What the exercise asks>
Locate all lines with the word "Billed" and copy them out.

Given information>
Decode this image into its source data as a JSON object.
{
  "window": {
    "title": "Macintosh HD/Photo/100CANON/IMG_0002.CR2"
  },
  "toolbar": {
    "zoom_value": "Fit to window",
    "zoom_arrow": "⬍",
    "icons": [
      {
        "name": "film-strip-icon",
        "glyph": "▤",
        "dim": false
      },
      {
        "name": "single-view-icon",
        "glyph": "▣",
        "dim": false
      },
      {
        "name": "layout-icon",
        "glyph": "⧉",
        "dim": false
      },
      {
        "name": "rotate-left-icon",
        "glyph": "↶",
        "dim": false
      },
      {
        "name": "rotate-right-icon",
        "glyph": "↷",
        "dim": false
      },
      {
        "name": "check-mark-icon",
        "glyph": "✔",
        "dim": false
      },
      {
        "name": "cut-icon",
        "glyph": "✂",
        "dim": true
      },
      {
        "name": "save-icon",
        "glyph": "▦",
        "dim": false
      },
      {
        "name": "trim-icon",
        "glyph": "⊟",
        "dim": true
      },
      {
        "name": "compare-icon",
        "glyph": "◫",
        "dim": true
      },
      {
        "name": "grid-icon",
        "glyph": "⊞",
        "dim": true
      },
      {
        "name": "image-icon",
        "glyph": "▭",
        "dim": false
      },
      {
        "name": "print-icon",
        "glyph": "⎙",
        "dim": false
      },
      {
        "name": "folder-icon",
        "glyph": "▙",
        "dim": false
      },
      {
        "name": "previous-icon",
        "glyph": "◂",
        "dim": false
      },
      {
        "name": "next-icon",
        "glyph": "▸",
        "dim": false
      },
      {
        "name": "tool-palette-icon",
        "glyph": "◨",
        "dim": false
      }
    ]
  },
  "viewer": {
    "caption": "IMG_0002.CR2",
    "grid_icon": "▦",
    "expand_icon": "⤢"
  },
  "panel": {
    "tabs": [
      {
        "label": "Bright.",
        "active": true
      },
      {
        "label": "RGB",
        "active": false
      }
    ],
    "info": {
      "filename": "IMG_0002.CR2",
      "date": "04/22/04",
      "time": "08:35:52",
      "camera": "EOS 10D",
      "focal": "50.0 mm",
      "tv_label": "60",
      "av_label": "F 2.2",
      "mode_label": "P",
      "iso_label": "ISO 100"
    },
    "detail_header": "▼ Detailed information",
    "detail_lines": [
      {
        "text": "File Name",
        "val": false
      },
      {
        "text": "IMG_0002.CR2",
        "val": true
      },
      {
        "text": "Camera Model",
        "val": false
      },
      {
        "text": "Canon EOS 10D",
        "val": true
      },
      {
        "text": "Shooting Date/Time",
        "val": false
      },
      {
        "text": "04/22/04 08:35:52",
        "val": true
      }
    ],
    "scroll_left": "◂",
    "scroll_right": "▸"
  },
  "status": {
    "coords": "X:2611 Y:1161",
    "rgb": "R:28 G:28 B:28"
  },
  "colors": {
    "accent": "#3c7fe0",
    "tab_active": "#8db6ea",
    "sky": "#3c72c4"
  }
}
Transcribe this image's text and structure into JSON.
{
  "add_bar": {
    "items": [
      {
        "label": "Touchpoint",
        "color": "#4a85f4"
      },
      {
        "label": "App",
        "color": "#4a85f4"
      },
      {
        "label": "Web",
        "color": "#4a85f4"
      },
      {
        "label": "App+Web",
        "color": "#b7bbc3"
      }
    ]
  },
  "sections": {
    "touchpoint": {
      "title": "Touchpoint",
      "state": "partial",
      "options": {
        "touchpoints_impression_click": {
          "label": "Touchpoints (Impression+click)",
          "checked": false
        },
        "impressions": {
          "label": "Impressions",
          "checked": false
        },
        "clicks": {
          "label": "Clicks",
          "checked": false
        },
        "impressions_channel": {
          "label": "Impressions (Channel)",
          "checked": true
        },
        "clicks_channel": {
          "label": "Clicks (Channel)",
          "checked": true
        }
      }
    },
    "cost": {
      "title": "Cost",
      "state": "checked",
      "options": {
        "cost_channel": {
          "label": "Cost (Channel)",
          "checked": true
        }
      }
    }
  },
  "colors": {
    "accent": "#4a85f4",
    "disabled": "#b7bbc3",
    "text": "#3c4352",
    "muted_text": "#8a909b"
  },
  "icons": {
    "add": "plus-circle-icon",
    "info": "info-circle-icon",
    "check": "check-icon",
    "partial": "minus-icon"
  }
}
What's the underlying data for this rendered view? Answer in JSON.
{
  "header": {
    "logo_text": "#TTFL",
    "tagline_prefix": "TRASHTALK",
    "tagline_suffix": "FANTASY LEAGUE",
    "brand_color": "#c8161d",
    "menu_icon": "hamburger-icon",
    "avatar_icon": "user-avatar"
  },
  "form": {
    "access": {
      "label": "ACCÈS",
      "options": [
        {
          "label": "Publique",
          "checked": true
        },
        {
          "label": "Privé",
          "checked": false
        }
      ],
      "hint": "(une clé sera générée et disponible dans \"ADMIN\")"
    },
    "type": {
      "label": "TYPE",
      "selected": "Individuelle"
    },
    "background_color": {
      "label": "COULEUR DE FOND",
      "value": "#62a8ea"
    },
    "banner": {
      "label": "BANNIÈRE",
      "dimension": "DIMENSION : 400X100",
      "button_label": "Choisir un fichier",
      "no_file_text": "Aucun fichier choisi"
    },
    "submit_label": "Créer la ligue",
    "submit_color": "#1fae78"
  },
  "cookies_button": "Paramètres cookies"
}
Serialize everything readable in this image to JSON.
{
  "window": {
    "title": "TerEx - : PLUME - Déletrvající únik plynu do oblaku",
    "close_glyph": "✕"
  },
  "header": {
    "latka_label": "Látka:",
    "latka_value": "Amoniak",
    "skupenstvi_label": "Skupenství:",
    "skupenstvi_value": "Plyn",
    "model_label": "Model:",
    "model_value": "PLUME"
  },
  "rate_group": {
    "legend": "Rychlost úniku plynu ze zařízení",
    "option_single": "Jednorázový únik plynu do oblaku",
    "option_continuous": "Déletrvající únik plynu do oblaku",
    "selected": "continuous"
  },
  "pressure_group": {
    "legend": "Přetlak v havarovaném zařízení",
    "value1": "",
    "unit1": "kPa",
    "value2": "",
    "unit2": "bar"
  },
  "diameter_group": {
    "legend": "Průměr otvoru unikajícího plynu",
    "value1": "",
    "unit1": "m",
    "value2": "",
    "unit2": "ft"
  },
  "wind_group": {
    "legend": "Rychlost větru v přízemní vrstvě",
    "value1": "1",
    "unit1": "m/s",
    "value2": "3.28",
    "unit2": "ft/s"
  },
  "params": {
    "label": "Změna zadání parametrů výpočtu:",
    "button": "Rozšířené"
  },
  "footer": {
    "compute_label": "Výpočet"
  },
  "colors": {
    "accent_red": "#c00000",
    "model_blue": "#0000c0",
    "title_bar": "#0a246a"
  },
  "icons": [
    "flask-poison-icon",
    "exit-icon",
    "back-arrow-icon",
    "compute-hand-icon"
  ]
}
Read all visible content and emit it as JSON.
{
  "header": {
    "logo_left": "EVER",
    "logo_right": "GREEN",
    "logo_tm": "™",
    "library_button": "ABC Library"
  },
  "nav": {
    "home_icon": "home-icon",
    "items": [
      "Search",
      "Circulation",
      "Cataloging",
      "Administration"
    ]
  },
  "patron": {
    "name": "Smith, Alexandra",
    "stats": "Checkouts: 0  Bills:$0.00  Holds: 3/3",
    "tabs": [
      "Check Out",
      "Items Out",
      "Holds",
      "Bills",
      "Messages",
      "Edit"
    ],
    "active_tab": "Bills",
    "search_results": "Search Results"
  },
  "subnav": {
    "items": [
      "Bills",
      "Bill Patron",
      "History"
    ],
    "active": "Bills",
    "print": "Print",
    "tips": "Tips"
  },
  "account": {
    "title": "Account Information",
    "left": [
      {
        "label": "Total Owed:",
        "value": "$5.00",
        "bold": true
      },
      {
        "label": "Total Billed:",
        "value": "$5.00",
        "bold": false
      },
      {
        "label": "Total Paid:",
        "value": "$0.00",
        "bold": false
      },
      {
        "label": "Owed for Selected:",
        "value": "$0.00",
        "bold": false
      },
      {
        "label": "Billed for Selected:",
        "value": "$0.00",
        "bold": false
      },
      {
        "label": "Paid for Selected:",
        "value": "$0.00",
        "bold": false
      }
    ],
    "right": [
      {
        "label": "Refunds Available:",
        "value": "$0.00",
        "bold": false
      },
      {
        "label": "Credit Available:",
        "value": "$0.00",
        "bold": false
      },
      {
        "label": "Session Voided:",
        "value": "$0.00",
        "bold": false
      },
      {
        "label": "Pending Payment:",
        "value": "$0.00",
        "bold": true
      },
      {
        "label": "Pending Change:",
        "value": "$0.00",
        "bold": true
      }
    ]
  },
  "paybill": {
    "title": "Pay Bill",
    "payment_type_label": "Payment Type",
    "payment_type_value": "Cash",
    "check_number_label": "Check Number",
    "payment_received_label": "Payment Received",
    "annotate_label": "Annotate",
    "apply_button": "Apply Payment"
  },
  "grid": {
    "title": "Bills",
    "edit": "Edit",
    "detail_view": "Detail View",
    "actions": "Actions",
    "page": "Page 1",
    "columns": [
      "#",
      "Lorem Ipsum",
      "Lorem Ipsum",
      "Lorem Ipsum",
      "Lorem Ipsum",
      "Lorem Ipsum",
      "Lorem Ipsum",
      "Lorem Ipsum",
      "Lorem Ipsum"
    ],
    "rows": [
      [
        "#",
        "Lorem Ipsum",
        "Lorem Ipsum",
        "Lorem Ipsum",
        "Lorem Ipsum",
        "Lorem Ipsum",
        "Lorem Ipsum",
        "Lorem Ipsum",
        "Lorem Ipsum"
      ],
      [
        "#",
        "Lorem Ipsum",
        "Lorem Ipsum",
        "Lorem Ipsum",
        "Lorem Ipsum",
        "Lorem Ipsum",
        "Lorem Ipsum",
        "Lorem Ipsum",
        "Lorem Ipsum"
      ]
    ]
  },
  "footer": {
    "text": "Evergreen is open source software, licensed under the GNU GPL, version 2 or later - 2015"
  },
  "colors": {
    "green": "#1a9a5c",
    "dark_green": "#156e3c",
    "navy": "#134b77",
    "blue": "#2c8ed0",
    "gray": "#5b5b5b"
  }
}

Completed task>
        "label": "Total Billed:",
        "label": "Billed for Selected:",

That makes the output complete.